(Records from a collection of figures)
● ● ● ●

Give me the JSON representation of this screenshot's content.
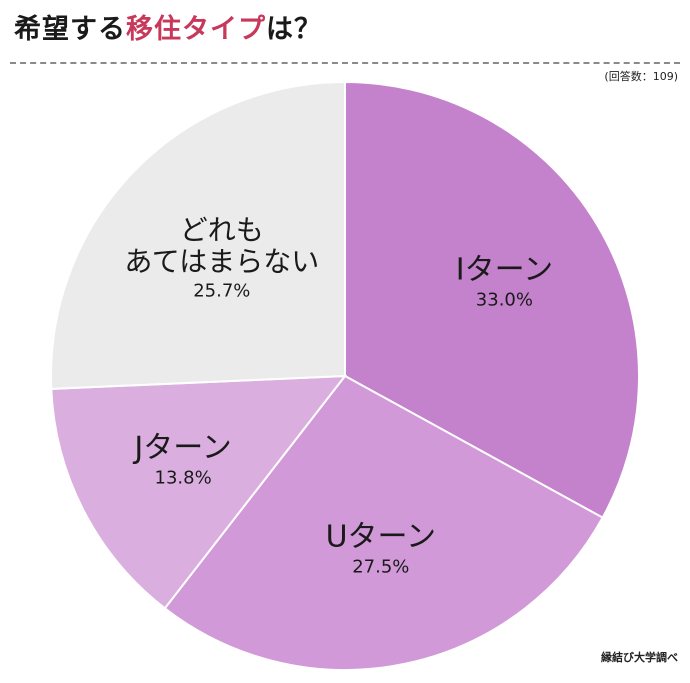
{
  "header": {
    "title_prefix": "希望する",
    "title_accent": "移住タイプ",
    "title_suffix": "は？"
  },
  "note": "(回答数：109)",
  "source": "縁結び大学調べ",
  "colors": {
    "accent": "#c8385a",
    "divider": "#8a8a8a"
  },
  "chart_data": {
    "type": "pie",
    "slices": [
      {
        "label": "Iターン",
        "value": 33.0,
        "display": "33.0%",
        "color": "#c481cc"
      },
      {
        "label": "Uターン",
        "value": 27.5,
        "display": "27.5%",
        "color": "#d199d8"
      },
      {
        "label": "Jターン",
        "value": 13.8,
        "display": "13.8%",
        "color": "#dbaee0"
      },
      {
        "label": "どれも\nあてはまらない",
        "value": 25.7,
        "display": "25.7%",
        "color": "#ebebeb"
      }
    ]
  }
}
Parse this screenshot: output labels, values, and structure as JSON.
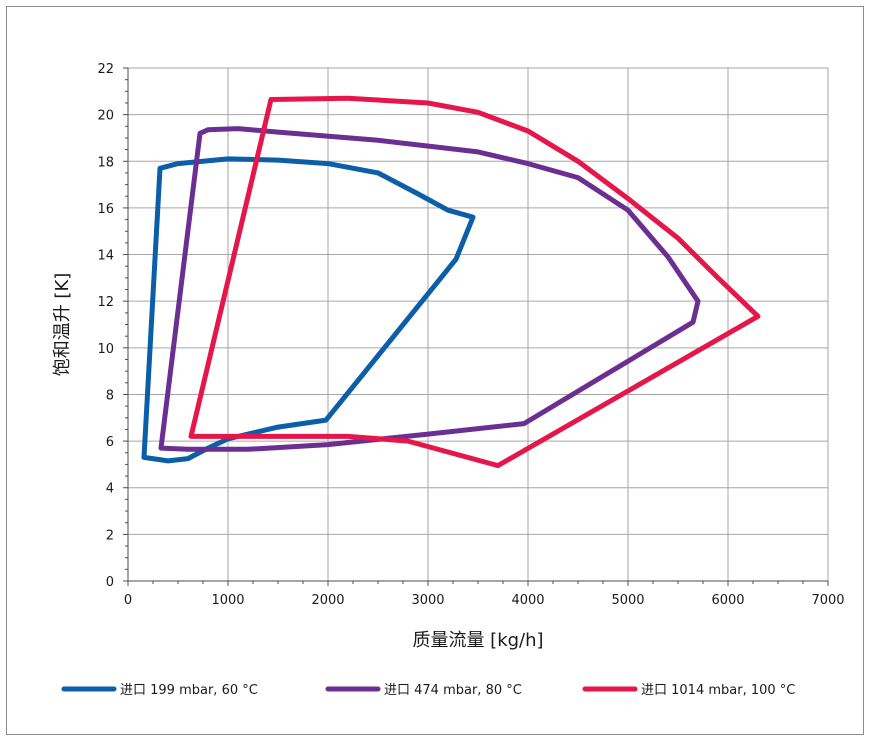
{
  "chart_data": {
    "type": "line",
    "xlabel": "质量流量 [kg/h]",
    "ylabel": "饱和温升 [K]",
    "xlim": [
      0,
      7000
    ],
    "ylim": [
      0,
      22
    ],
    "xticks": [
      0,
      1000,
      2000,
      3000,
      4000,
      5000,
      6000,
      7000
    ],
    "yticks": [
      0,
      2,
      4,
      6,
      8,
      10,
      12,
      14,
      16,
      18,
      20,
      22
    ],
    "grid": true,
    "legend_position": "bottom",
    "series": [
      {
        "name": "进口 199 mbar, 60 °C",
        "color": "#0a5fa8",
        "points": [
          [
            160,
            5.3
          ],
          [
            320,
            17.7
          ],
          [
            500,
            17.9
          ],
          [
            1000,
            18.1
          ],
          [
            1500,
            18.05
          ],
          [
            2000,
            17.9
          ],
          [
            2500,
            17.5
          ],
          [
            2900,
            16.6
          ],
          [
            3200,
            15.9
          ],
          [
            3450,
            15.6
          ],
          [
            3280,
            13.8
          ],
          [
            1980,
            6.9
          ],
          [
            1500,
            6.6
          ],
          [
            1000,
            6.1
          ],
          [
            800,
            5.7
          ],
          [
            600,
            5.25
          ],
          [
            400,
            5.15
          ],
          [
            160,
            5.3
          ]
        ]
      },
      {
        "name": "进口 474 mbar, 80 °C",
        "color": "#6b2f92",
        "points": [
          [
            330,
            5.7
          ],
          [
            720,
            19.2
          ],
          [
            800,
            19.35
          ],
          [
            1100,
            19.4
          ],
          [
            1500,
            19.25
          ],
          [
            2500,
            18.9
          ],
          [
            3500,
            18.4
          ],
          [
            4000,
            17.9
          ],
          [
            4500,
            17.3
          ],
          [
            5000,
            15.9
          ],
          [
            5400,
            13.9
          ],
          [
            5700,
            12.0
          ],
          [
            5650,
            11.1
          ],
          [
            3960,
            6.75
          ],
          [
            3000,
            6.3
          ],
          [
            2000,
            5.85
          ],
          [
            1200,
            5.65
          ],
          [
            600,
            5.65
          ],
          [
            330,
            5.7
          ]
        ]
      },
      {
        "name": "进口 1014 mbar, 100 °C",
        "color": "#e5174a",
        "points": [
          [
            630,
            6.2
          ],
          [
            1430,
            20.65
          ],
          [
            2200,
            20.7
          ],
          [
            3000,
            20.5
          ],
          [
            3500,
            20.1
          ],
          [
            4000,
            19.3
          ],
          [
            4500,
            18.0
          ],
          [
            5000,
            16.4
          ],
          [
            5500,
            14.7
          ],
          [
            5900,
            13.0
          ],
          [
            6300,
            11.35
          ],
          [
            3700,
            4.95
          ],
          [
            2800,
            6.0
          ],
          [
            2200,
            6.2
          ],
          [
            1500,
            6.2
          ],
          [
            630,
            6.2
          ]
        ]
      }
    ]
  }
}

● ● ● ●

Restate the listing above word for word, and skip the pictures.

→ **The answer**
Give me the JSON representation of this screenshot's content.
{
  "header": {
    "title_prefix": "希望する",
    "title_accent": "移住タイプ",
    "title_suffix": "は？"
  },
  "note": "(回答数：109)",
  "source": "縁結び大学調べ",
  "colors": {
    "accent": "#c8385a",
    "divider": "#8a8a8a"
  },
  "chart_data": {
    "type": "pie",
    "slices": [
      {
        "label": "Iターン",
        "value": 33.0,
        "display": "33.0%",
        "color": "#c481cc"
      },
      {
        "label": "Uターン",
        "value": 27.5,
        "display": "27.5%",
        "color": "#d199d8"
      },
      {
        "label": "Jターン",
        "value": 13.8,
        "display": "13.8%",
        "color": "#dbaee0"
      },
      {
        "label": "どれも\nあてはまらない",
        "value": 25.7,
        "display": "25.7%",
        "color": "#ebebeb"
      }
    ]
  }
}
Parse this screenshot: output labels, values, and structure as JSON.
{
  "chart_data": {
    "type": "line",
    "xlabel": "质量流量 [kg/h]",
    "ylabel": "饱和温升 [K]",
    "xlim": [
      0,
      7000
    ],
    "ylim": [
      0,
      22
    ],
    "xticks": [
      0,
      1000,
      2000,
      3000,
      4000,
      5000,
      6000,
      7000
    ],
    "yticks": [
      0,
      2,
      4,
      6,
      8,
      10,
      12,
      14,
      16,
      18,
      20,
      22
    ],
    "grid": true,
    "legend_position": "bottom",
    "series": [
      {
        "name": "进口 199 mbar, 60 °C",
        "color": "#0a5fa8",
        "points": [
          [
            160,
            5.3
          ],
          [
            320,
            17.7
          ],
          [
            500,
            17.9
          ],
          [
            1000,
            18.1
          ],
          [
            1500,
            18.05
          ],
          [
            2000,
            17.9
          ],
          [
            2500,
            17.5
          ],
          [
            2900,
            16.6
          ],
          [
            3200,
            15.9
          ],
          [
            3450,
            15.6
          ],
          [
            3280,
            13.8
          ],
          [
            1980,
            6.9
          ],
          [
            1500,
            6.6
          ],
          [
            1000,
            6.1
          ],
          [
            800,
            5.7
          ],
          [
            600,
            5.25
          ],
          [
            400,
            5.15
          ],
          [
            160,
            5.3
          ]
        ]
      },
      {
        "name": "进口 474 mbar, 80 °C",
        "color": "#6b2f92",
        "points": [
          [
            330,
            5.7
          ],
          [
            720,
            19.2
          ],
          [
            800,
            19.35
          ],
          [
            1100,
            19.4
          ],
          [
            1500,
            19.25
          ],
          [
            2500,
            18.9
          ],
          [
            3500,
            18.4
          ],
          [
            4000,
            17.9
          ],
          [
            4500,
            17.3
          ],
          [
            5000,
            15.9
          ],
          [
            5400,
            13.9
          ],
          [
            5700,
            12.0
          ],
          [
            5650,
            11.1
          ],
          [
            3960,
            6.75
          ],
          [
            3000,
            6.3
          ],
          [
            2000,
            5.85
          ],
          [
            1200,
            5.65
          ],
          [
            600,
            5.65
          ],
          [
            330,
            5.7
          ]
        ]
      },
      {
        "name": "进口 1014 mbar, 100 °C",
        "color": "#e5174a",
        "points": [
          [
            630,
            6.2
          ],
          [
            1430,
            20.65
          ],
          [
            2200,
            20.7
          ],
          [
            3000,
            20.5
          ],
          [
            3500,
            20.1
          ],
          [
            4000,
            19.3
          ],
          [
            4500,
            18.0
          ],
          [
            5000,
            16.4
          ],
          [
            5500,
            14.7
          ],
          [
            5900,
            13.0
          ],
          [
            6300,
            11.35
          ],
          [
            3700,
            4.95
          ],
          [
            2800,
            6.0
          ],
          [
            2200,
            6.2
          ],
          [
            1500,
            6.2
          ],
          [
            630,
            6.2
          ]
        ]
      }
    ]
  }
}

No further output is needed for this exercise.